TASK DIRECTIONS: Please retype the data in full and exactly; the pictures are not part of the copy.

— Begin —

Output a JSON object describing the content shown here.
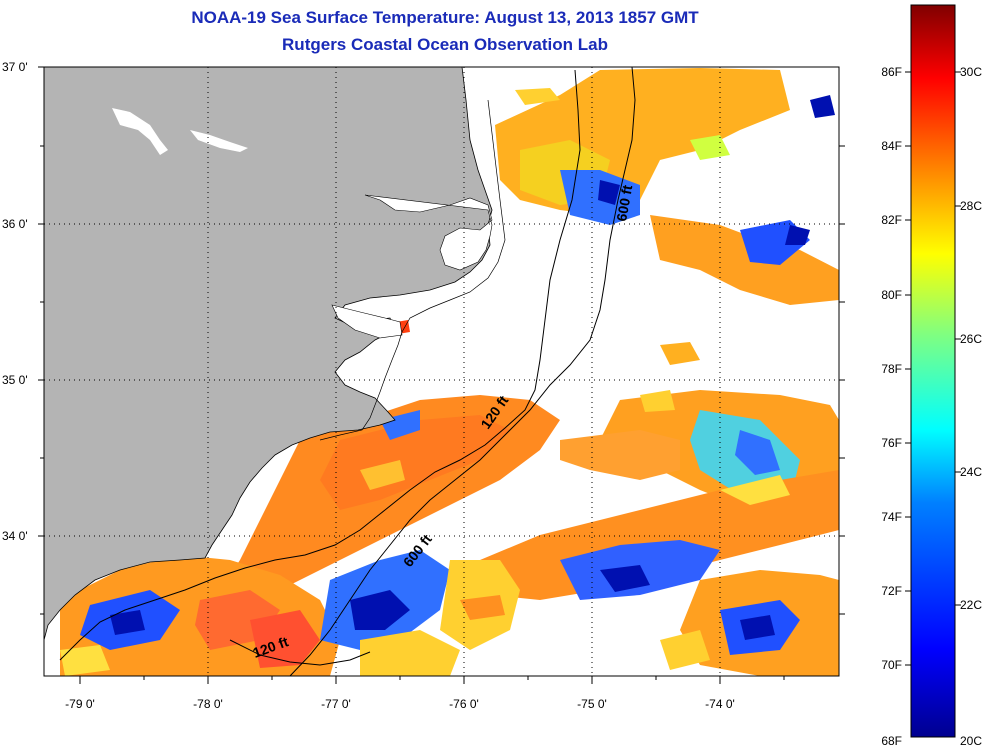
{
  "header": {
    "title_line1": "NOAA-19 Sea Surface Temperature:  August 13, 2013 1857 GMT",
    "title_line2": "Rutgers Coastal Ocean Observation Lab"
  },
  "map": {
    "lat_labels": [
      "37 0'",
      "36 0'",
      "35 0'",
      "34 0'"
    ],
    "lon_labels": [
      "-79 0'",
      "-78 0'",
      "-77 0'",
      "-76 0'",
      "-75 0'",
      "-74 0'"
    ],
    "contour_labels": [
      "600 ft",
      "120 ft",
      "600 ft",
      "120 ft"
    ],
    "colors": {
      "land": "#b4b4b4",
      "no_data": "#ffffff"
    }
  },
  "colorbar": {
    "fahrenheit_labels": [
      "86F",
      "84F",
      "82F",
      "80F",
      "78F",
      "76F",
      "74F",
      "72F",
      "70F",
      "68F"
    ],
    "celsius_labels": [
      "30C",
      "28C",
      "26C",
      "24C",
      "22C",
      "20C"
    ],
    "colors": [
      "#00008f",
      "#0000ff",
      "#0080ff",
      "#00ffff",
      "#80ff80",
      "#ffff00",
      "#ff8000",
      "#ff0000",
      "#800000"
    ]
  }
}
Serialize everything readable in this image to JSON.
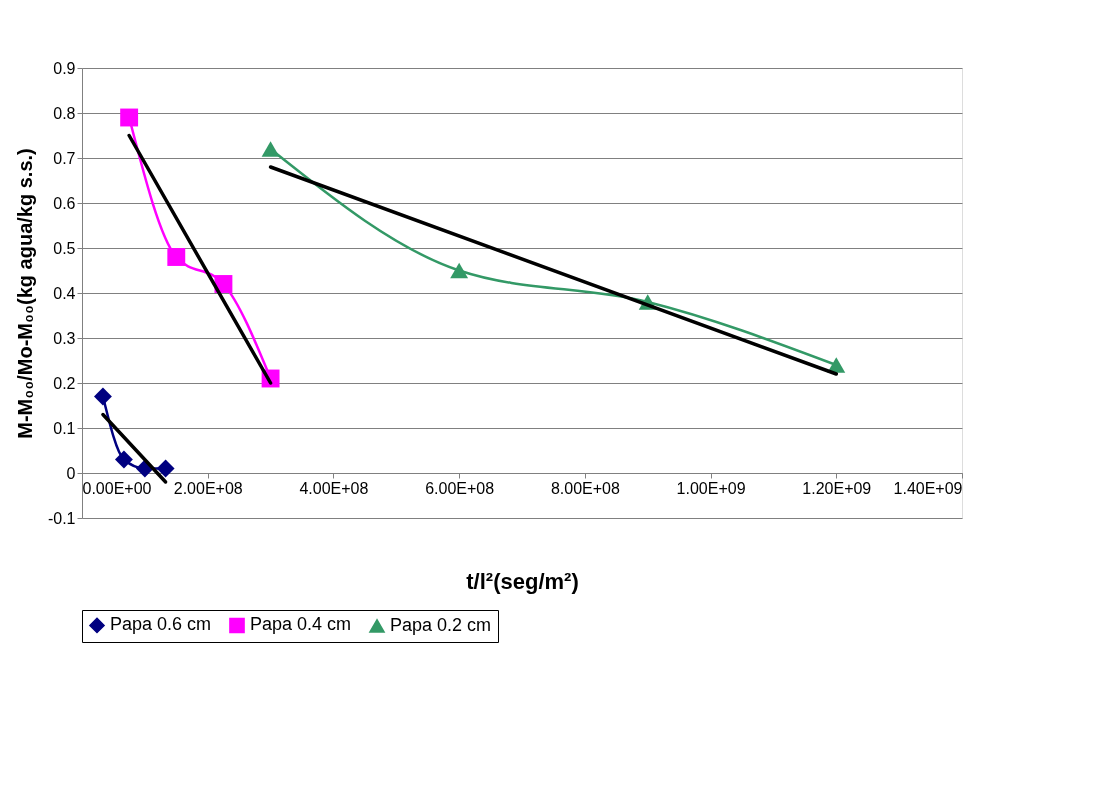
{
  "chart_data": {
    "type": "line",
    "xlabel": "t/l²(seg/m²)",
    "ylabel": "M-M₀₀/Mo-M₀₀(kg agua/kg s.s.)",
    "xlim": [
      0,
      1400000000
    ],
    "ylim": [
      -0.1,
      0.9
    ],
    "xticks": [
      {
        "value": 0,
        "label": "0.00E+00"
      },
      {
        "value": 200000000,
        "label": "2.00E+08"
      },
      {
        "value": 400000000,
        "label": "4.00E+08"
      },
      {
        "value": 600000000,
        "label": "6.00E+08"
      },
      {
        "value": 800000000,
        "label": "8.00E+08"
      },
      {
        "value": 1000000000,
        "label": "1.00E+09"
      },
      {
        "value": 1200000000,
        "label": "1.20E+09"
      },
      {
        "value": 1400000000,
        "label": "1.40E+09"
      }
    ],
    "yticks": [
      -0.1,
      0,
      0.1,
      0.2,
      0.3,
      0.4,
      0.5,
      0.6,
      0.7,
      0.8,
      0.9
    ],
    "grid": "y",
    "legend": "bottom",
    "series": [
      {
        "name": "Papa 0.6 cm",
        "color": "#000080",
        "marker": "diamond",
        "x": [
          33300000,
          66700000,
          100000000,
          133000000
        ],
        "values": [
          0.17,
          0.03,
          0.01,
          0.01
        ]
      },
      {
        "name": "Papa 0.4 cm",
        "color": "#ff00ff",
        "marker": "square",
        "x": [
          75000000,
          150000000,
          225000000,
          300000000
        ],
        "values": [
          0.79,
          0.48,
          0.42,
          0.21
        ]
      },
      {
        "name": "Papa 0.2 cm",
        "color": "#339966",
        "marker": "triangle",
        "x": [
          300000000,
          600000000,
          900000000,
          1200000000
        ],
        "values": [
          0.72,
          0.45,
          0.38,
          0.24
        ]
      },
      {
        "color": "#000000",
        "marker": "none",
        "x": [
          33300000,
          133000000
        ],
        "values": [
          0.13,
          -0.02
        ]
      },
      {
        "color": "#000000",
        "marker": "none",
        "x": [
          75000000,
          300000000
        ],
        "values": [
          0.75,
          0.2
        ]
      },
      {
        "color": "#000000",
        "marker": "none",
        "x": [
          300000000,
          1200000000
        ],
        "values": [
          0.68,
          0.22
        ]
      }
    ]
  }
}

— End —

TASK SOLUTION:
Output a JSON object describing the content shown here.
{
  "header": {
    "title_line1": "NOAA-19 Sea Surface Temperature:  August 13, 2013 1857 GMT",
    "title_line2": "Rutgers Coastal Ocean Observation Lab"
  },
  "map": {
    "lat_labels": [
      "37 0'",
      "36 0'",
      "35 0'",
      "34 0'"
    ],
    "lon_labels": [
      "-79 0'",
      "-78 0'",
      "-77 0'",
      "-76 0'",
      "-75 0'",
      "-74 0'"
    ],
    "contour_labels": [
      "600 ft",
      "120 ft",
      "600 ft",
      "120 ft"
    ],
    "colors": {
      "land": "#b4b4b4",
      "no_data": "#ffffff"
    }
  },
  "colorbar": {
    "fahrenheit_labels": [
      "86F",
      "84F",
      "82F",
      "80F",
      "78F",
      "76F",
      "74F",
      "72F",
      "70F",
      "68F"
    ],
    "celsius_labels": [
      "30C",
      "28C",
      "26C",
      "24C",
      "22C",
      "20C"
    ],
    "colors": [
      "#00008f",
      "#0000ff",
      "#0080ff",
      "#00ffff",
      "#80ff80",
      "#ffff00",
      "#ff8000",
      "#ff0000",
      "#800000"
    ]
  }
}
Serialize everything readable in this image to JSON.
{
  "chart_data": {
    "type": "line",
    "xlabel": "t/l²(seg/m²)",
    "ylabel": "M-M₀₀/Mo-M₀₀(kg agua/kg s.s.)",
    "xlim": [
      0,
      1400000000
    ],
    "ylim": [
      -0.1,
      0.9
    ],
    "xticks": [
      {
        "value": 0,
        "label": "0.00E+00"
      },
      {
        "value": 200000000,
        "label": "2.00E+08"
      },
      {
        "value": 400000000,
        "label": "4.00E+08"
      },
      {
        "value": 600000000,
        "label": "6.00E+08"
      },
      {
        "value": 800000000,
        "label": "8.00E+08"
      },
      {
        "value": 1000000000,
        "label": "1.00E+09"
      },
      {
        "value": 1200000000,
        "label": "1.20E+09"
      },
      {
        "value": 1400000000,
        "label": "1.40E+09"
      }
    ],
    "yticks": [
      -0.1,
      0,
      0.1,
      0.2,
      0.3,
      0.4,
      0.5,
      0.6,
      0.7,
      0.8,
      0.9
    ],
    "grid": "y",
    "legend": "bottom",
    "series": [
      {
        "name": "Papa 0.6 cm",
        "color": "#000080",
        "marker": "diamond",
        "x": [
          33300000,
          66700000,
          100000000,
          133000000
        ],
        "values": [
          0.17,
          0.03,
          0.01,
          0.01
        ]
      },
      {
        "name": "Papa 0.4 cm",
        "color": "#ff00ff",
        "marker": "square",
        "x": [
          75000000,
          150000000,
          225000000,
          300000000
        ],
        "values": [
          0.79,
          0.48,
          0.42,
          0.21
        ]
      },
      {
        "name": "Papa 0.2 cm",
        "color": "#339966",
        "marker": "triangle",
        "x": [
          300000000,
          600000000,
          900000000,
          1200000000
        ],
        "values": [
          0.72,
          0.45,
          0.38,
          0.24
        ]
      },
      {
        "color": "#000000",
        "marker": "none",
        "x": [
          33300000,
          133000000
        ],
        "values": [
          0.13,
          -0.02
        ]
      },
      {
        "color": "#000000",
        "marker": "none",
        "x": [
          75000000,
          300000000
        ],
        "values": [
          0.75,
          0.2
        ]
      },
      {
        "color": "#000000",
        "marker": "none",
        "x": [
          300000000,
          1200000000
        ],
        "values": [
          0.68,
          0.22
        ]
      }
    ]
  }
}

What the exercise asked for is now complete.